- [Given text]:
★ ★ ★

Re: Implement waiting for wal lsn replay: reloaded

From: Xuneng Zhou <xunengzhou(at)gmail(dot)com>
To: Alexander Korotkov <aekorotkov(at)gmail(dot)com>, Álvaro Herrera <alvherre(at)alvh(dot)no-ip(dot)org>
Cc: Tomas Vondra <tomas(at)vondra(dot)me>, Yura Sokolov <y(dot)sokolov(at)postgrespro(dot)ru>, pgsql-hackers(at)lists(dot)postgresql(dot)org
Subject: Re: Implement waiting for wal lsn replay: reloaded
Date: 2025-08-07 15:00:50
Message-ID: CABPTF7U7_iYEXn3xeV29-xwFWqTc+2N4=CdL7qEzPPg=hv8eqA@mail.gmail.com
Views: Whole Thread | Raw Message | Download mbox | Resend email
Thread:
Lists: pgsql-hackers

Hi,

Thanks for working on this.

I’ve just come across this thread and haven’t had a chance to dig into
the patch yet, but I’m keen to review it soon. In the meantime, I have
a quick question: is WAIT FOR REPLY intended mainly for user-defined
functions, or can internal code invoke it as well?

During a recent performance run [1] I noticed heavy polling in
read_local_xlog_page_guts(). Heikki’s comment from a few months ago
also hints that we could replace this check–sleep–repeat loop with the
condition-variable (CV) infrastructure used by walsender:

/*
* Loop waiting for xlog to be available if necessary
*
* TODO: The walsender has its own version of this function, which uses a
* condition variable to wake up whenever WAL is flushed. We could use the
* same infrastructure here, instead of the check/sleep/repeat style of
* loop.

★ ★ ★

- [Available data]:
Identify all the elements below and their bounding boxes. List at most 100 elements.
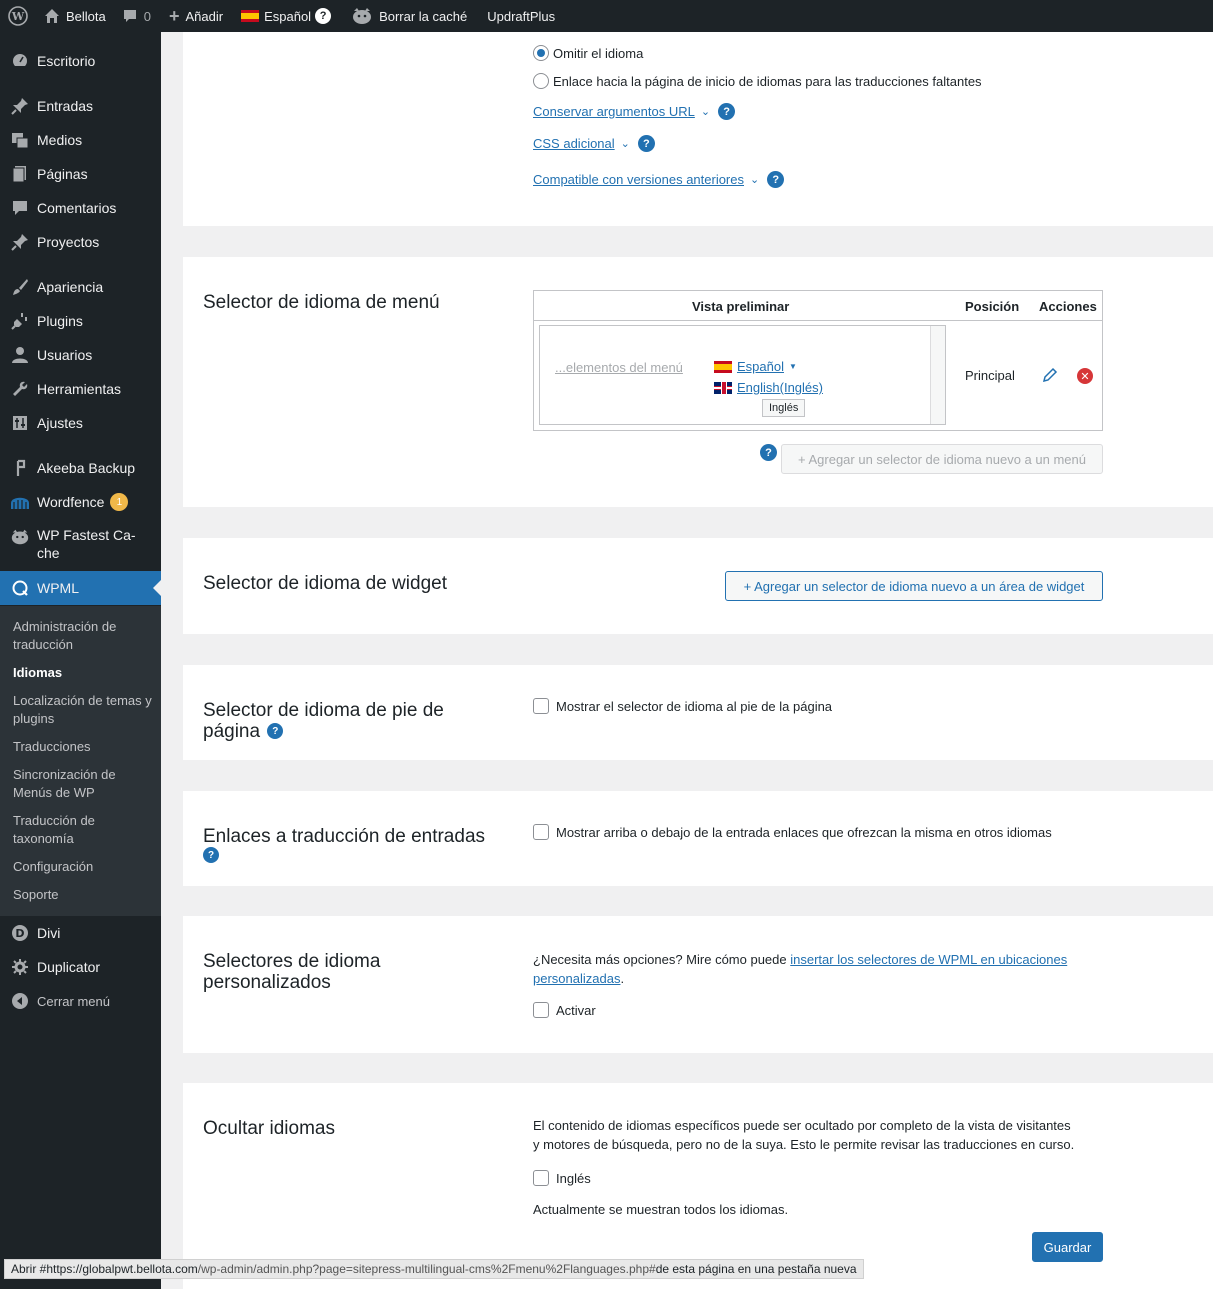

★ ★ ★

- [Description of the task]:
Retype the pgsql-hackers message on WAL LSN replay word for word, from its header line to the final line of the quoted code comment.

- [Written answer]:
Re: Implement waiting for wal lsn replay: reloaded

From: Xuneng Zhou <xunengzhou(at)gmail(dot)com>
To: Alexander Korotkov <aekorotkov(at)gmail(dot)com>, Álvaro Herrera <alvherre(at)alvh(dot)no-ip(dot)org>
Cc: Tomas Vondra <tomas(at)vondra(dot)me>, Yura Sokolov <y(dot)sokolov(at)postgrespro(dot)ru>, pgsql-hackers(at)lists(dot)postgresql(dot)org
Subject: Re: Implement waiting for wal lsn replay: reloaded
Date: 2025-08-07 15:00:50
Message-ID: CABPTF7U7_iYEXn3xeV29-xwFWqTc+2N4=CdL7qEzPPg=hv8eqA@mail.gmail.com
Views: Whole Thread | Raw Message | Download mbox | Resend email
Thread:
Lists: pgsql-hackers

Hi,

Thanks for working on this.

I’ve just come across this thread and haven’t had a chance to dig into
the patch yet, but I’m keen to review it soon. In the meantime, I have
a quick question: is WAIT FOR REPLY intended mainly for user-defined
functions, or can internal code invoke it as well?

During a recent performance run [1] I noticed heavy polling in
read_local_xlog_page_guts(). Heikki’s comment from a few months ago
also hints that we could replace this check–sleep–repeat loop with the
condition-variable (CV) infrastructure used by walsender:

/*
* Loop waiting for xlog to be available if necessary
*
* TODO: The walsender has its own version of this function, which uses a
* condition variable to wake up whenever WAL is flushed. We could use the
* same infrastructure here, instead of the check/sleep/repeat style of
* loop.